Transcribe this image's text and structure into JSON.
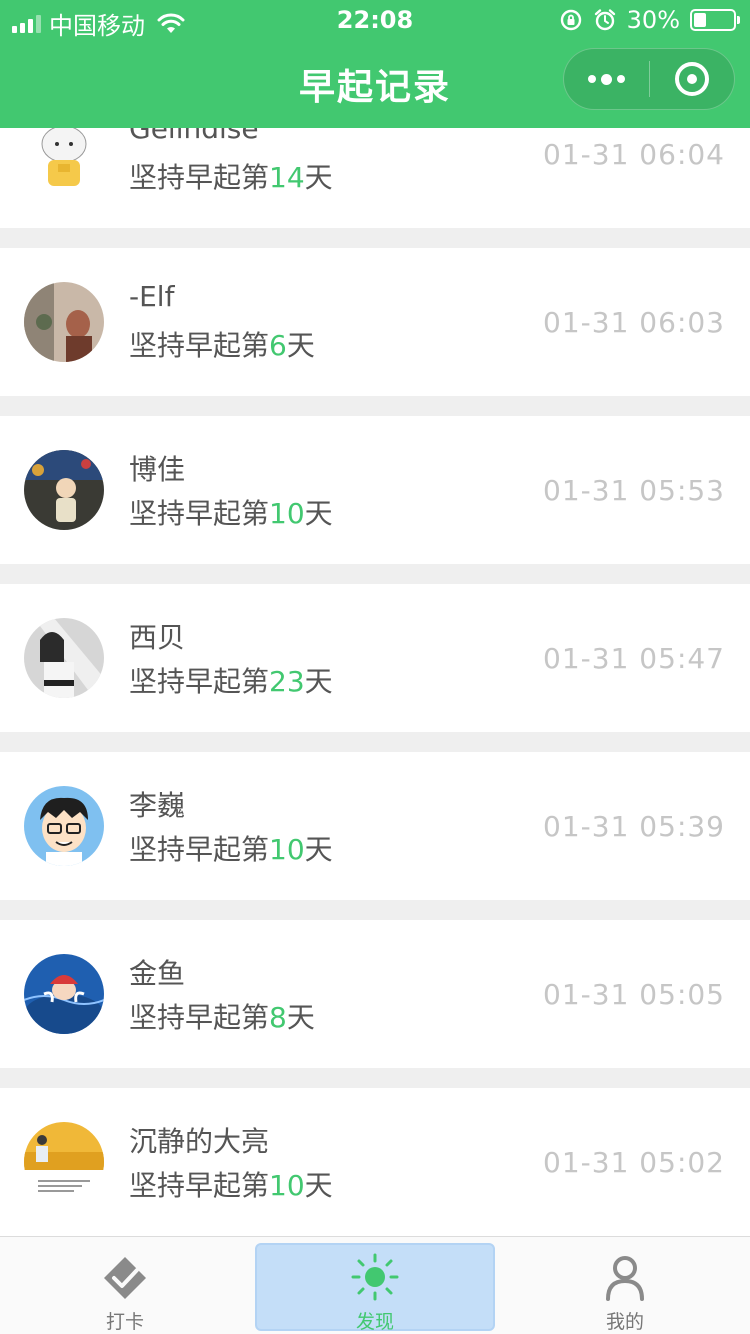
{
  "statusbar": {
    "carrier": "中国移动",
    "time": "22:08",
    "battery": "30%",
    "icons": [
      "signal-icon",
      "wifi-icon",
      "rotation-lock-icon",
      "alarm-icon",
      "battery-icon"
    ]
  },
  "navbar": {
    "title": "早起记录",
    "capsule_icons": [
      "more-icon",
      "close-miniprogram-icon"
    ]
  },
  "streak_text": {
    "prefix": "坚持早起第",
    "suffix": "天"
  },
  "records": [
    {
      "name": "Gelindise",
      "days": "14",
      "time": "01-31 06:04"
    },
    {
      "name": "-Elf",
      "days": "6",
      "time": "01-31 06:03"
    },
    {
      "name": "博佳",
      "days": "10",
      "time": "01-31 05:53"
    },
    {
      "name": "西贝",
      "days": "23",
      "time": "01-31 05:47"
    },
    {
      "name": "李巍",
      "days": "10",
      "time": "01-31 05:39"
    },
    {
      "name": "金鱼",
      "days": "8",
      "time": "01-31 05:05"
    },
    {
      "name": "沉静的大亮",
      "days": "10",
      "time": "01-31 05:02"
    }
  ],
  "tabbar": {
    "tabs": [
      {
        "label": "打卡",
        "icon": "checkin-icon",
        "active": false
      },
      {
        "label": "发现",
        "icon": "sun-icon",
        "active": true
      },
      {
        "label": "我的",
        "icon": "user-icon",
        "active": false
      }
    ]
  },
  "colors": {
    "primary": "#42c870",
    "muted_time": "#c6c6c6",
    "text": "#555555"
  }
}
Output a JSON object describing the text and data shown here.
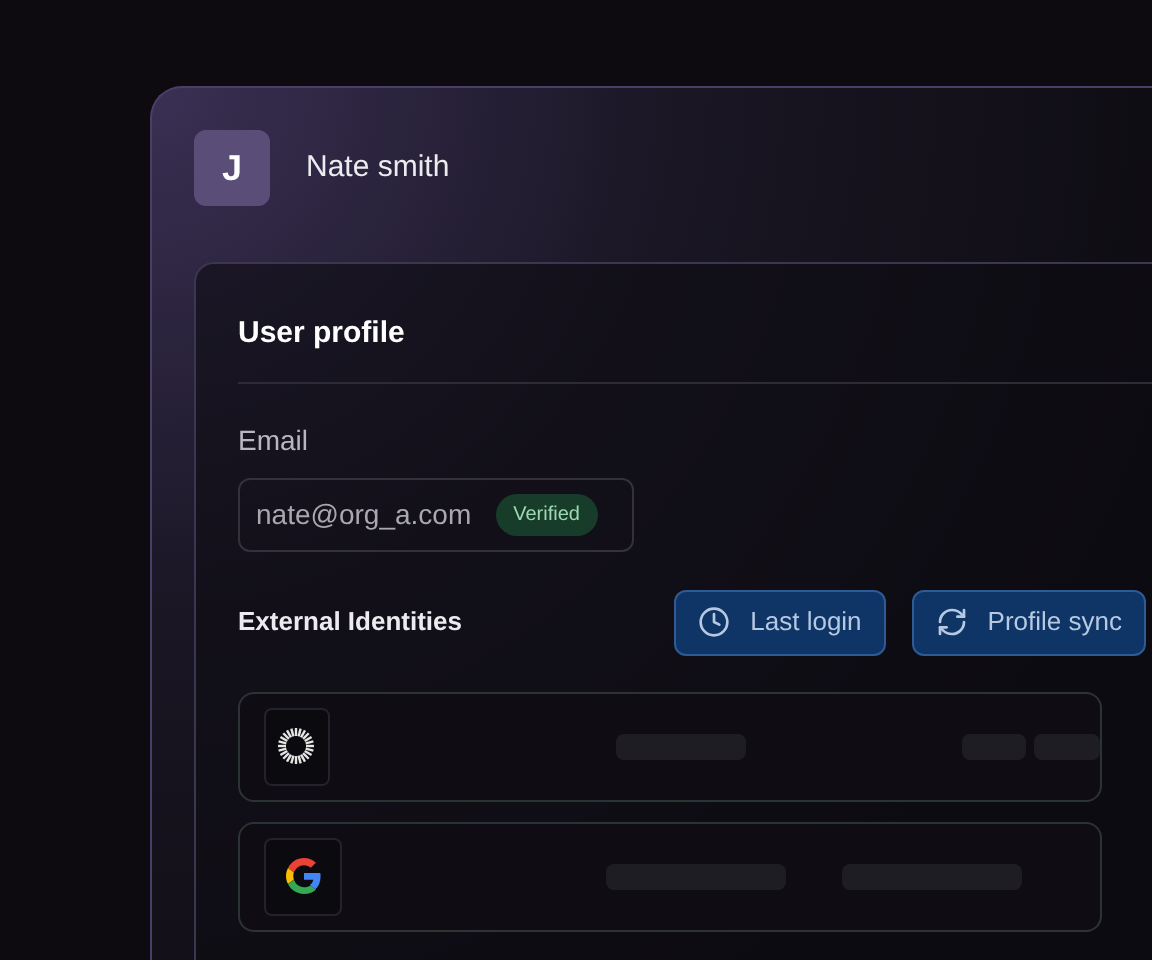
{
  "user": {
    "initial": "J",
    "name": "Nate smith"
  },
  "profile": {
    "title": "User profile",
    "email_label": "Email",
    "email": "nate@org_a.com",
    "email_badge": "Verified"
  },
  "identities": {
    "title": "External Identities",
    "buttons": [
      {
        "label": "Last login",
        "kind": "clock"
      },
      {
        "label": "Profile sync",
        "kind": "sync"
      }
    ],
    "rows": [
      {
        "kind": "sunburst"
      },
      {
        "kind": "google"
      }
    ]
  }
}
════════════════
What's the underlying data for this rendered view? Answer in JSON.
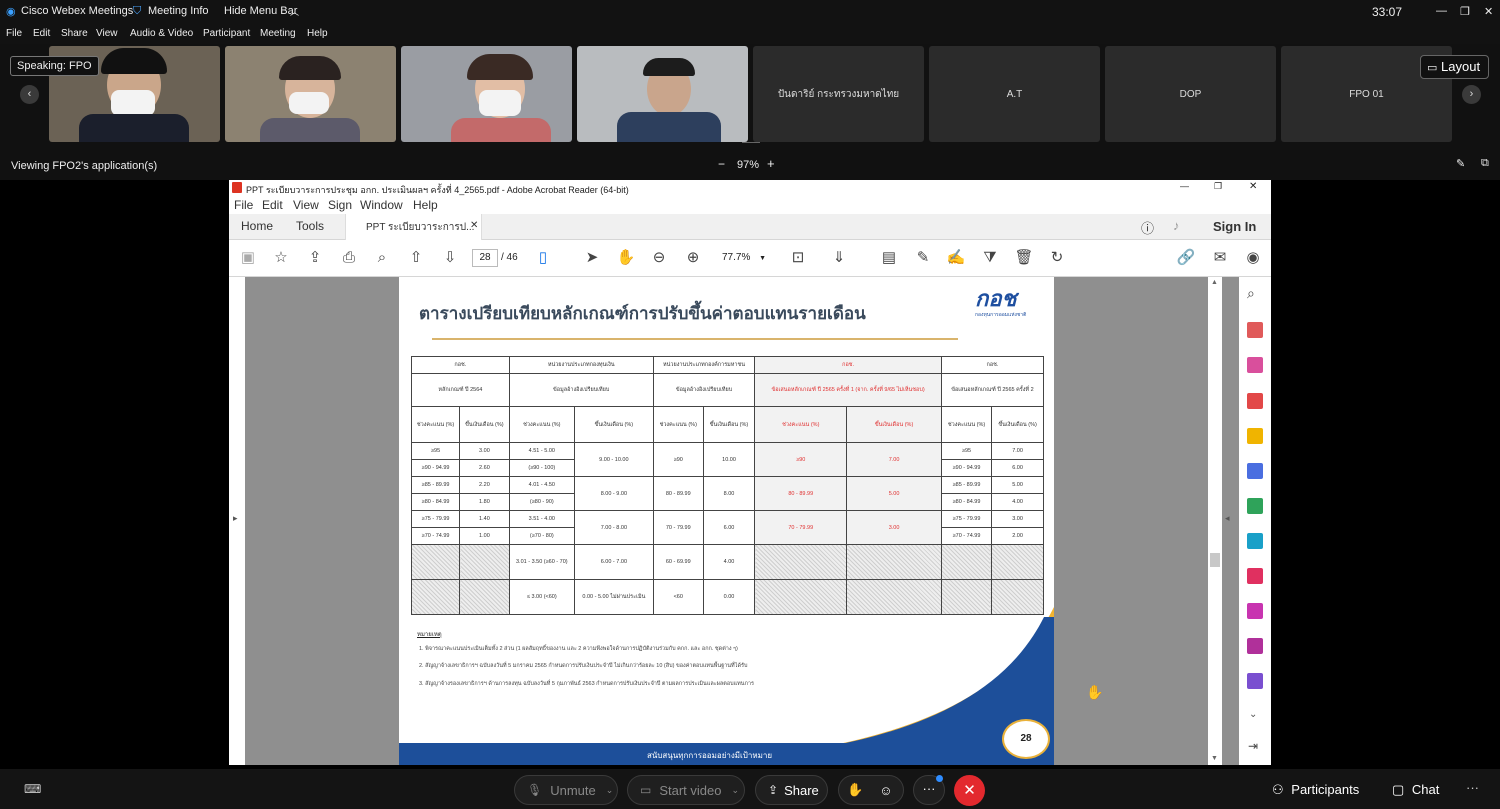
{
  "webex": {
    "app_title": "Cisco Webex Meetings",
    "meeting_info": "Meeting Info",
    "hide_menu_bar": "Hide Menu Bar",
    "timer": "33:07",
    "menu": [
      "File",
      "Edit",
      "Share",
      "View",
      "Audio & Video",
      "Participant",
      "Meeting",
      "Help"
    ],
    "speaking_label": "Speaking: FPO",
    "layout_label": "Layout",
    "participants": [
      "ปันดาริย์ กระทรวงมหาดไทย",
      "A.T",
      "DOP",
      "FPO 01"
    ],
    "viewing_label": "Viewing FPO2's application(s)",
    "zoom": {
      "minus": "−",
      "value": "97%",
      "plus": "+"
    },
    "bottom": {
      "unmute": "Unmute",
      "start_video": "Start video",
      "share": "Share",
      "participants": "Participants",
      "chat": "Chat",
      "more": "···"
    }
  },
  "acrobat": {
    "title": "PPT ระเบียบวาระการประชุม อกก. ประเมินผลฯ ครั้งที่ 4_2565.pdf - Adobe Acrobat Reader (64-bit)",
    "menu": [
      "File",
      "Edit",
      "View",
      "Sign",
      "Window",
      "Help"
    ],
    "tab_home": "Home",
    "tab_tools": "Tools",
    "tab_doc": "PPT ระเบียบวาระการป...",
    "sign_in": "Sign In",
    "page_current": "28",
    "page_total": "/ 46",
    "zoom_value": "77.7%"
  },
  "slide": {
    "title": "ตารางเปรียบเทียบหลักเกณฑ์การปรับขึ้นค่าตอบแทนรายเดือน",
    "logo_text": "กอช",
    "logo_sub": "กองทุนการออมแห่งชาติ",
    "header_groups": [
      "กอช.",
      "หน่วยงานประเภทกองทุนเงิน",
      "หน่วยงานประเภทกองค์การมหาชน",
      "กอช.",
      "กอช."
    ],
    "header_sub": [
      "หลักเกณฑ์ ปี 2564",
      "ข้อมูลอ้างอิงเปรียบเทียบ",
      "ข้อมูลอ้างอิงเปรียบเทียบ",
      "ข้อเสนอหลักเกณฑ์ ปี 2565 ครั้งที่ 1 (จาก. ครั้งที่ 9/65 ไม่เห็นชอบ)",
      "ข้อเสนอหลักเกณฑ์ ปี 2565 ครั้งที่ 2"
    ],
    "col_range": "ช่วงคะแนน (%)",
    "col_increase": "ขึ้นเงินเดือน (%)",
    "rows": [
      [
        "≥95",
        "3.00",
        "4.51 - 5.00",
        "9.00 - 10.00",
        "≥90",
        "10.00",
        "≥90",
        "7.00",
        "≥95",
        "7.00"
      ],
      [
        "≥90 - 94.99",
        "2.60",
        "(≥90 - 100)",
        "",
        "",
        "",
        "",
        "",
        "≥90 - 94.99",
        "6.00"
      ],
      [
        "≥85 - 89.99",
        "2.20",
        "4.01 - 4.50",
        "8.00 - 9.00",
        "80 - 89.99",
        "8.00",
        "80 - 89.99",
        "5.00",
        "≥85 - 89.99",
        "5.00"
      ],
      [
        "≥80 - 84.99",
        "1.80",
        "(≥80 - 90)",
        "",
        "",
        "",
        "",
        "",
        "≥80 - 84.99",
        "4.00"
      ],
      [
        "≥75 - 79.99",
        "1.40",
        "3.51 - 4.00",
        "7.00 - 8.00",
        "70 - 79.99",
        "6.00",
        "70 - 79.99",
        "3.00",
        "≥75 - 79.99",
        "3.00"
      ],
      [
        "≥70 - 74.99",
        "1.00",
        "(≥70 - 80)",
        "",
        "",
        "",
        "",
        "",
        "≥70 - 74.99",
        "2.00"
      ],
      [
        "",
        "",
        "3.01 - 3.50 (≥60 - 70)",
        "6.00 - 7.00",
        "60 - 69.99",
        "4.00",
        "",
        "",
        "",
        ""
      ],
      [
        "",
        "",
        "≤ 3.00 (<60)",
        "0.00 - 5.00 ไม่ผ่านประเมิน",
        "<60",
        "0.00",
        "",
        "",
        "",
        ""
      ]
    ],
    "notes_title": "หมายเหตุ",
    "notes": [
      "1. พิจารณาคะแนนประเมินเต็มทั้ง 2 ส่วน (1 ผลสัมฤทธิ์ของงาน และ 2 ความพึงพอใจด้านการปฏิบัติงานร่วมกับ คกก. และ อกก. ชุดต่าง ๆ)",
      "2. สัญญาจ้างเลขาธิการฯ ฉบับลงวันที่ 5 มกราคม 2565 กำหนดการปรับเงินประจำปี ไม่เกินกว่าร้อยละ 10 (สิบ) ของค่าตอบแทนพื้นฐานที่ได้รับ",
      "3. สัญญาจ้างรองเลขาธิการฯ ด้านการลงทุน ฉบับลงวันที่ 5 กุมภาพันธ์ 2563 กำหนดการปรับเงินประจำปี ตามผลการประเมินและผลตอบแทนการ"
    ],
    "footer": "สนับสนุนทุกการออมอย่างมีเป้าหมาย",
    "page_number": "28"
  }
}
════════════════
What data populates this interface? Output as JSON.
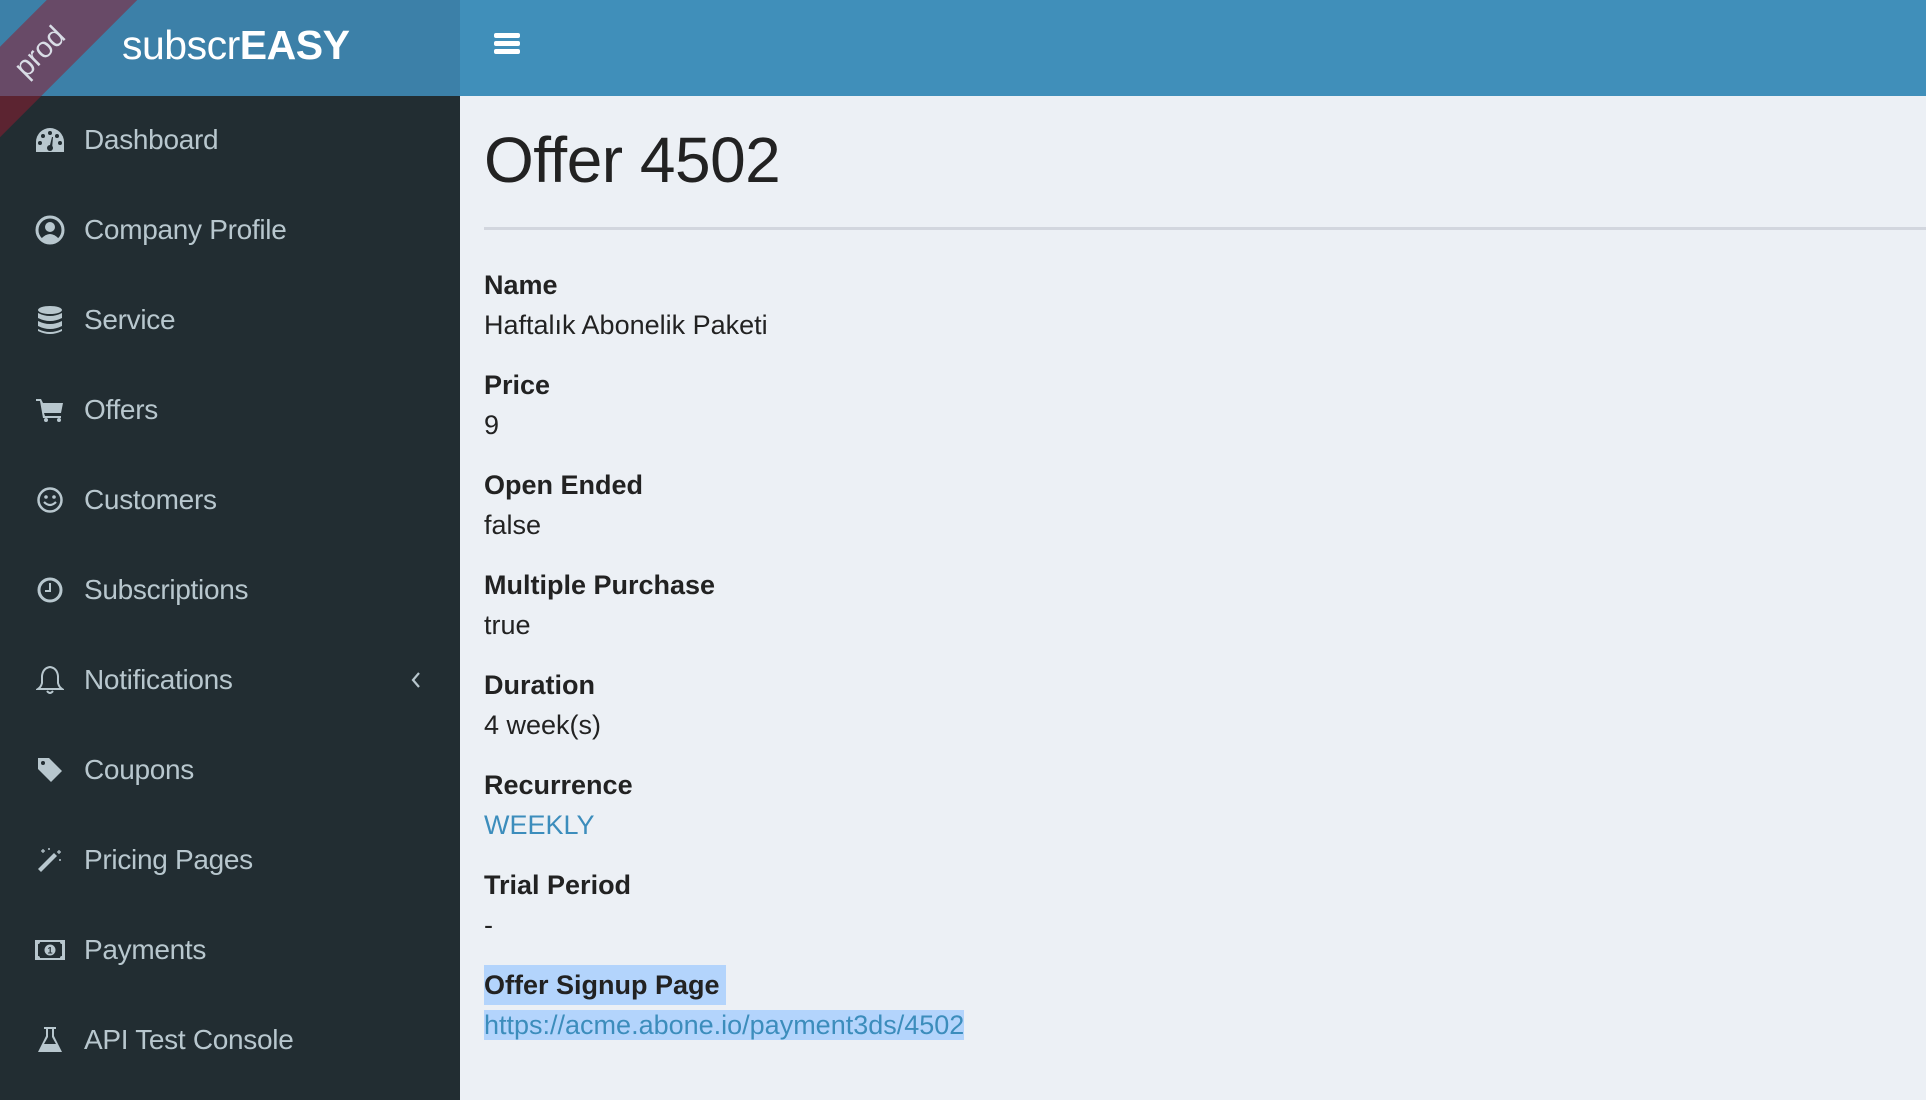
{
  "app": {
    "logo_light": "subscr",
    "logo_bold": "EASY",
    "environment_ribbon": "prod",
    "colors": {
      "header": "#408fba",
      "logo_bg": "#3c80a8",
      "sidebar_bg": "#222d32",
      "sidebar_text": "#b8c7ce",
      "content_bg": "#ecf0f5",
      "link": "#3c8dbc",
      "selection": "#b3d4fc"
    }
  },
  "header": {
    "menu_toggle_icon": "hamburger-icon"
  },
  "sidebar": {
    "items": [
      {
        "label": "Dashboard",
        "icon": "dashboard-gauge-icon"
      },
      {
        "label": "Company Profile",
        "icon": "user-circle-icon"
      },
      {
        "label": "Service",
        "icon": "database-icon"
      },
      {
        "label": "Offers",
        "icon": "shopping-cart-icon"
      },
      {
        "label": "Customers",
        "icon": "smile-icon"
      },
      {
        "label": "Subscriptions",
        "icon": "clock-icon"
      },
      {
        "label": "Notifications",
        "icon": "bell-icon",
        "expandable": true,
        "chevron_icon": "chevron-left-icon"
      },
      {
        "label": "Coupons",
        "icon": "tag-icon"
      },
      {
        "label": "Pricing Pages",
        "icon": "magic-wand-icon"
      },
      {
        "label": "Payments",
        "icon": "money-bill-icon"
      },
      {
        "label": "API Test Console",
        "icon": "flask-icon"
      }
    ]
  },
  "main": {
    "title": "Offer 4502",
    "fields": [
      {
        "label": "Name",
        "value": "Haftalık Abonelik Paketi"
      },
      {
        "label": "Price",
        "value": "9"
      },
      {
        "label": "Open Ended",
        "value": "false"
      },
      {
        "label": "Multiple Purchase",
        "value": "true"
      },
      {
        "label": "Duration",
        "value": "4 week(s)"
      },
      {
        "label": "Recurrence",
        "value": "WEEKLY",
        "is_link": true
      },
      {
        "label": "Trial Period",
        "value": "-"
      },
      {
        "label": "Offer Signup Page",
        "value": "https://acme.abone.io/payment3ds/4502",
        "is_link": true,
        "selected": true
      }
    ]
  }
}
════════════════
§ **STATED TASK**
Report only the number of lines that hold the string "การฯ" in this listing.

§ **OUTPUT FOR THIS EXERCISE**
2